[Short exercise] Retype all the records with nothing changed.

[Data in this exercise]
:::::

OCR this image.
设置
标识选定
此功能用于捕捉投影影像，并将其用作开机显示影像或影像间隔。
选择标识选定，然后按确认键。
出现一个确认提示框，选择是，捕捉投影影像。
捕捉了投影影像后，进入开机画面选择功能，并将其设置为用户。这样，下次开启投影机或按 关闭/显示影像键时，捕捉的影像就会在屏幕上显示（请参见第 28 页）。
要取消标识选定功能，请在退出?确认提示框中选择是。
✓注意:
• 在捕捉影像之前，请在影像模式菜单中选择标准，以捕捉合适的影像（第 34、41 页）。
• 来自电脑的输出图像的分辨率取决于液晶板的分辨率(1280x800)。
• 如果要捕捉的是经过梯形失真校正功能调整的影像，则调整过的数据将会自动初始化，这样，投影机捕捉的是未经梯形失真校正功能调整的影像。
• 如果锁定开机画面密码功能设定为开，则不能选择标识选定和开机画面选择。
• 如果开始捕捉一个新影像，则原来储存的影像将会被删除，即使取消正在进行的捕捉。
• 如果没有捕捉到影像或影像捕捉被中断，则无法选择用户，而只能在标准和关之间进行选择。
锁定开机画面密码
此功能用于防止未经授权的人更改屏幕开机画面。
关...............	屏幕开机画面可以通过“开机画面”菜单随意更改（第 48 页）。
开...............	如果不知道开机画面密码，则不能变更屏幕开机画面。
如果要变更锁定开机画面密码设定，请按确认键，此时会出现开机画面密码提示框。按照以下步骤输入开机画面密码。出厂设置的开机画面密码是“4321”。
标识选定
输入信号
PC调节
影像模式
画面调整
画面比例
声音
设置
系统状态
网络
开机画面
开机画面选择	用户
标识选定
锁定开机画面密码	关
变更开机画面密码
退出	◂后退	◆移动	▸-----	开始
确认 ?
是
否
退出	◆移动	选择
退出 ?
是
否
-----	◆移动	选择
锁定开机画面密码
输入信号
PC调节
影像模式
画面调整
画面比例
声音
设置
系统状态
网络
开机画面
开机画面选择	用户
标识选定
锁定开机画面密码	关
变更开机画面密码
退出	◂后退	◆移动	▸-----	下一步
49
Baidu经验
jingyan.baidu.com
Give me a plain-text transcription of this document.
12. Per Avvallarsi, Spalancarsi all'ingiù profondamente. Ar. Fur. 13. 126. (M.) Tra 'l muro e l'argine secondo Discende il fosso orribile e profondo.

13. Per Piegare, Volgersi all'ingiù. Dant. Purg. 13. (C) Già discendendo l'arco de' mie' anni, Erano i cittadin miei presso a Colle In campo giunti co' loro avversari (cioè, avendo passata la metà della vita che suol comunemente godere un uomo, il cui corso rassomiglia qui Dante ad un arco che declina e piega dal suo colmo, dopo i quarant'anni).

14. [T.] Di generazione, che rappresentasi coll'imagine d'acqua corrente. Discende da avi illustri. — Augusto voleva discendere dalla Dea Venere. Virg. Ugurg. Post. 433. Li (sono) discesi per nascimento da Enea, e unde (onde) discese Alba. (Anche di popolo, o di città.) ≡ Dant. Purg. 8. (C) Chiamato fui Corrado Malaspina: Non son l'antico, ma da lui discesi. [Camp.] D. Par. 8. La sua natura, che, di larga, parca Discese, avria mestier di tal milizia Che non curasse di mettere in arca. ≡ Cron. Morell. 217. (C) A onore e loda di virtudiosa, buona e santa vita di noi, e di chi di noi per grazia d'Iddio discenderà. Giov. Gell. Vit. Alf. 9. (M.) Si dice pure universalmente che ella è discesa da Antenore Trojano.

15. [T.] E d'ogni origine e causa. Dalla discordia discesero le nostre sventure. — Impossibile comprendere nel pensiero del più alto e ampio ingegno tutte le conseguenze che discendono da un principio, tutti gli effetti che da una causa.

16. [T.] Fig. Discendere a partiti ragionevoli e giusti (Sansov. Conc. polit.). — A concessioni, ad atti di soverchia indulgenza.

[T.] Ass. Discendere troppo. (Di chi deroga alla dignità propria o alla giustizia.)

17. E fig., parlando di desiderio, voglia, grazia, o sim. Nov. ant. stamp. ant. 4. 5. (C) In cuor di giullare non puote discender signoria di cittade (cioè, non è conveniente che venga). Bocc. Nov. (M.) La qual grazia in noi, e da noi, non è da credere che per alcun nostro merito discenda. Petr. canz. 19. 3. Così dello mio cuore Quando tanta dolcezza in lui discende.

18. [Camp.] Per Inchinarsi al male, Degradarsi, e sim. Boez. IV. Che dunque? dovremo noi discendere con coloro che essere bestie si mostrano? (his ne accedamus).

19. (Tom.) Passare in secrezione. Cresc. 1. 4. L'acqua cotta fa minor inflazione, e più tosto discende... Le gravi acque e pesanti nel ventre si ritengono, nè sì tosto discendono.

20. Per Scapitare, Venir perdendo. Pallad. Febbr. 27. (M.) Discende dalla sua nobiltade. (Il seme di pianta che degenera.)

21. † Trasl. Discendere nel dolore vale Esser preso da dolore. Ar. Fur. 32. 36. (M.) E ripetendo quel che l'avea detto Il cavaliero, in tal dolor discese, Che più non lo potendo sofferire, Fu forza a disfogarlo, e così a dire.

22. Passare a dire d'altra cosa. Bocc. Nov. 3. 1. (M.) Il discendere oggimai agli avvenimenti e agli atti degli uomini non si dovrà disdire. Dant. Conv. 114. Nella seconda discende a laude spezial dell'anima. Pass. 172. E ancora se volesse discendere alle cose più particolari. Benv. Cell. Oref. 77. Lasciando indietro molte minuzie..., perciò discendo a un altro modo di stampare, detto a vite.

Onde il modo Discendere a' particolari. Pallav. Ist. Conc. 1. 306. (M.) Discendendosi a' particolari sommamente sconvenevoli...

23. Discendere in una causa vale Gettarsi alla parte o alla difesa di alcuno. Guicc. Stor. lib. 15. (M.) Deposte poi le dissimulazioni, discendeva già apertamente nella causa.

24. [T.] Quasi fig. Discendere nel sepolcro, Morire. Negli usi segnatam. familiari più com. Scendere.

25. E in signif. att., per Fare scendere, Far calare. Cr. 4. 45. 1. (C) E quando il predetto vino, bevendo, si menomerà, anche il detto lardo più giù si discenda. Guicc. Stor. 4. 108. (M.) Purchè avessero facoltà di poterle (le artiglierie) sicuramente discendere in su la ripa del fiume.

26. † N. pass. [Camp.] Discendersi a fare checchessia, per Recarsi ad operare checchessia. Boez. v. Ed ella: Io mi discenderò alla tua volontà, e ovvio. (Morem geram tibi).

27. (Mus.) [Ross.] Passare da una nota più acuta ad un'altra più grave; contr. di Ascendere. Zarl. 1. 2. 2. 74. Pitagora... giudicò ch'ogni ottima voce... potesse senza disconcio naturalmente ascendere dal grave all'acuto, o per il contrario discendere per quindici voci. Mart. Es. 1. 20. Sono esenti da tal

:::::

[Problem solution]
OCR this image.
设置
标识选定
此功能用于捕捉投影影像，并将其用作开机显示影像或影像间隔。
选择标识选定，然后按确认键。
出现一个确认提示框，选择是，捕捉投影影像。
捕捉了投影影像后，进入开机画面选择功能，并将其设置为用户。这样，下次开启投影机或按 关闭/显示影像键时，捕捉的影像就会在屏幕上显示（请参见第 28 页）。
要取消标识选定功能，请在退出?确认提示框中选择是。
✓注意:
• 在捕捉影像之前，请在影像模式菜单中选择标准，以捕捉合适的影像（第 34、41 页）。
• 来自电脑的输出图像的分辨率取决于液晶板的分辨率(1280x800)。
• 如果要捕捉的是经过梯形失真校正功能调整的影像，则调整过的数据将会自动初始化，这样，投影机捕捉的是未经梯形失真校正功能调整的影像。
• 如果锁定开机画面密码功能设定为开，则不能选择标识选定和开机画面选择。
• 如果开始捕捉一个新影像，则原来储存的影像将会被删除，即使取消正在进行的捕捉。
• 如果没有捕捉到影像或影像捕捉被中断，则无法选择用户，而只能在标准和关之间进行选择。
锁定开机画面密码
此功能用于防止未经授权的人更改屏幕开机画面。
关...............	屏幕开机画面可以通过“开机画面”菜单随意更改（第 48 页）。
开...............	如果不知道开机画面密码，则不能变更屏幕开机画面。
如果要变更锁定开机画面密码设定，请按确认键，此时会出现开机画面密码提示框。按照以下步骤输入开机画面密码。出厂设置的开机画面密码是“4321”。
标识选定
输入信号
PC调节
影像模式
画面调整
画面比例
声音
设置
系统状态
网络
开机画面
开机画面选择	用户
标识选定
锁定开机画面密码	关
变更开机画面密码
退出	◂后退	◆移动	▸-----	开始
确认 ?
是
否
退出	◆移动	选择
退出 ?
是
否
-----	◆移动	选择
锁定开机画面密码
输入信号
PC调节
影像模式
画面调整
画面比例
声音
设置
系统状态
网络
开机画面
开机画面选择	用户
标识选定
锁定开机画面密码	关
变更开机画面密码
退出	◂后退	◆移动	▸-----	下一步
49
Baidu经验
jingyan.baidu.com
Give me a plain-text transcription of this document.
12. Per Avvallarsi, Spalancarsi all'ingiù profondamente. Ar. Fur. 13. 126. (M.) Tra 'l muro e l'argine secondo Discende il fosso orribile e profondo.

13. Per Piegare, Volgersi all'ingiù. Dant. Purg. 13. (C) Già discendendo l'arco de' mie' anni, Erano i cittadin miei presso a Colle In campo giunti co' loro avversari (cioè, avendo passata la metà della vita che suol comunemente godere un uomo, il cui corso rassomiglia qui Dante ad un arco che declina e piega dal suo colmo, dopo i quarant'anni).

14. [T.] Di generazione, che rappresentasi coll'imagine d'acqua corrente. Discende da avi illustri. — Augusto voleva discendere dalla Dea Venere. Virg. Ugurg. Post. 433. Li (sono) discesi per nascimento da Enea, e unde (onde) discese Alba. (Anche di popolo, o di città.) ≡ Dant. Purg. 8. (C) Chiamato fui Corrado Malaspina: Non son l'antico, ma da lui discesi. [Camp.] D. Par. 8. La sua natura, che, di larga, parca Discese, avria mestier di tal milizia Che non curasse di mettere in arca. ≡ Cron. Morell. 217. (C) A onore e loda di virtudiosa, buona e santa vita di noi, e di chi di noi per grazia d'Iddio discenderà. Giov. Gell. Vit. Alf. 9. (M.) Si dice pure universalmente che ella è discesa da Antenore Trojano.

15. [T.] E d'ogni origine e causa. Dalla discordia discesero le nostre sventure. — Impossibile comprendere nel pensiero del più alto e ampio ingegno tutte le conseguenze che discendono da un principio, tutti gli effetti che da una causa.

16. [T.] Fig. Discendere a partiti ragionevoli e giusti (Sansov. Conc. polit.). — A concessioni, ad atti di soverchia indulgenza.

[T.] Ass. Discendere troppo. (Di chi deroga alla dignità propria o alla giustizia.)

17. E fig., parlando di desiderio, voglia, grazia, o sim. Nov. ant. stamp. ant. 4. 5. (C) In cuor di giullare non puote discender signoria di cittade (cioè, non è conveniente che venga). Bocc. Nov. (M.) La qual grazia in noi, e da noi, non è da credere che per alcun nostro merito discenda. Petr. canz. 19. 3. Così dello mio cuore Quando tanta dolcezza in lui discende.

18. [Camp.] Per Inchinarsi al male, Degradarsi, e sim. Boez. IV. Che dunque? dovremo noi discendere con coloro che essere bestie si mostrano? (his ne accedamus).

19. (Tom.) Passare in secrezione. Cresc. 1. 4. L'acqua cotta fa minor inflazione, e più tosto discende... Le gravi acque e pesanti nel ventre si ritengono, nè sì tosto discendono.

20. Per Scapitare, Venir perdendo. Pallad. Febbr. 27. (M.) Discende dalla sua nobiltade. (Il seme di pianta che degenera.)

21. † Trasl. Discendere nel dolore vale Esser preso da dolore. Ar. Fur. 32. 36. (M.) E ripetendo quel che l'avea detto Il cavaliero, in tal dolor discese, Che più non lo potendo sofferire, Fu forza a disfogarlo, e così a dire.

22. Passare a dire d'altra cosa. Bocc. Nov. 3. 1. (M.) Il discendere oggimai agli avvenimenti e agli atti degli uomini non si dovrà disdire. Dant. Conv. 114. Nella seconda discende a laude spezial dell'anima. Pass. 172. E ancora se volesse discendere alle cose più particolari. Benv. Cell. Oref. 77. Lasciando indietro molte minuzie..., perciò discendo a un altro modo di stampare, detto a vite.

Onde il modo Discendere a' particolari. Pallav. Ist. Conc. 1. 306. (M.) Discendendosi a' particolari sommamente sconvenevoli...

23. Discendere in una causa vale Gettarsi alla parte o alla difesa di alcuno. Guicc. Stor. lib. 15. (M.) Deposte poi le dissimulazioni, discendeva già apertamente nella causa.

24. [T.] Quasi fig. Discendere nel sepolcro, Morire. Negli usi segnatam. familiari più com. Scendere.

25. E in signif. att., per Fare scendere, Far calare. Cr. 4. 45. 1. (C) E quando il predetto vino, bevendo, si menomerà, anche il detto lardo più giù si discenda. Guicc. Stor. 4. 108. (M.) Purchè avessero facoltà di poterle (le artiglierie) sicuramente discendere in su la ripa del fiume.

26. † N. pass. [Camp.] Discendersi a fare checchessia, per Recarsi ad operare checchessia. Boez. v. Ed ella: Io mi discenderò alla tua volontà, e ovvio. (Morem geram tibi).

27. (Mus.) [Ross.] Passare da una nota più acuta ad un'altra più grave; contr. di Ascendere. Zarl. 1. 2. 2. 74. Pitagora... giudicò ch'ogni ottima voce... potesse senza disconcio naturalmente ascendere dal grave all'acuto, o per il contrario discendere per quindici voci. Mart. Es. 1. 20. Sono esenti da tal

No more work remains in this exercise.